● **Exercise directions**
Tell how many lines in these records contain the string "Сведения", with only the number as the reply.

● **Records supplied**
○ ○ ○ ○ ○ ○ ○

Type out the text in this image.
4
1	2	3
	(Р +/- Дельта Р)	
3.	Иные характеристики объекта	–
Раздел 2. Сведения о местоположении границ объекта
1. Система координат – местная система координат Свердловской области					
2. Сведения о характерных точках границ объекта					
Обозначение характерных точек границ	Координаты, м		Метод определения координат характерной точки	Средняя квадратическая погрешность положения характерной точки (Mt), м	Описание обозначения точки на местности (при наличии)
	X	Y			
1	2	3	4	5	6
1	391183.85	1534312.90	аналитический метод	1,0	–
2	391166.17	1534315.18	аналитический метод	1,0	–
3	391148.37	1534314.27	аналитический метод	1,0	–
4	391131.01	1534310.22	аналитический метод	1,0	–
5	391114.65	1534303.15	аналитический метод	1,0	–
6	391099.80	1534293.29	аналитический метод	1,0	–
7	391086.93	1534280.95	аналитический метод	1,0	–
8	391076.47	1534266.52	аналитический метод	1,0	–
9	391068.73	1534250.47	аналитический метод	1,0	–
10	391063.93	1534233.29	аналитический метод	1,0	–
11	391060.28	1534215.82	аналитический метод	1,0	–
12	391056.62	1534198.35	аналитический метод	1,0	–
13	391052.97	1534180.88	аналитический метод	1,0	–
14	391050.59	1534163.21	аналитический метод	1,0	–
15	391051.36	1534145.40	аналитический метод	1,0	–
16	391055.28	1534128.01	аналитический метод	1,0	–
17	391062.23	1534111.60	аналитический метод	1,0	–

○ ○ ○ ○ ○ ○ ○

● **Written solution**
2